§ Problem details: Copy each line holding the string "image".

§ Input for this task:
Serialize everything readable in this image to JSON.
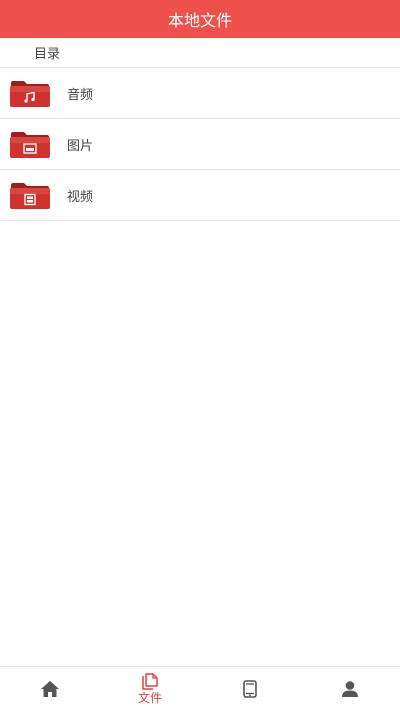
{
  "header": {
    "title": "本地文件"
  },
  "breadcrumb": {
    "label": "目录"
  },
  "folders": [
    {
      "label": "音频",
      "icon": "music-folder-icon"
    },
    {
      "label": "图片",
      "icon": "image-folder-icon"
    },
    {
      "label": "视频",
      "icon": "video-folder-icon"
    }
  ],
  "tabbar": {
    "tabs": [
      {
        "icon": "home-icon",
        "label": ""
      },
      {
        "icon": "files-icon",
        "label": "文件",
        "active": true
      },
      {
        "icon": "device-icon",
        "label": ""
      },
      {
        "icon": "user-icon",
        "label": ""
      }
    ]
  },
  "colors": {
    "accent": "#ee504c",
    "folder": "#c8302c",
    "inactive_icon": "#555555",
    "active_tab": "#e2433d"
  }
}
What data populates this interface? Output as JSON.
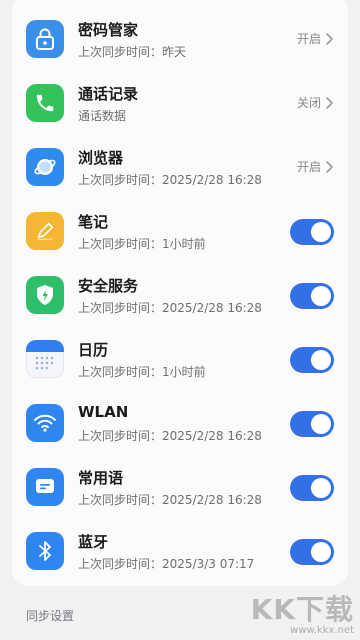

§ Solution for this problem:
Serialize everything readable in this image to JSON.
      "icon": "image-folder-icon"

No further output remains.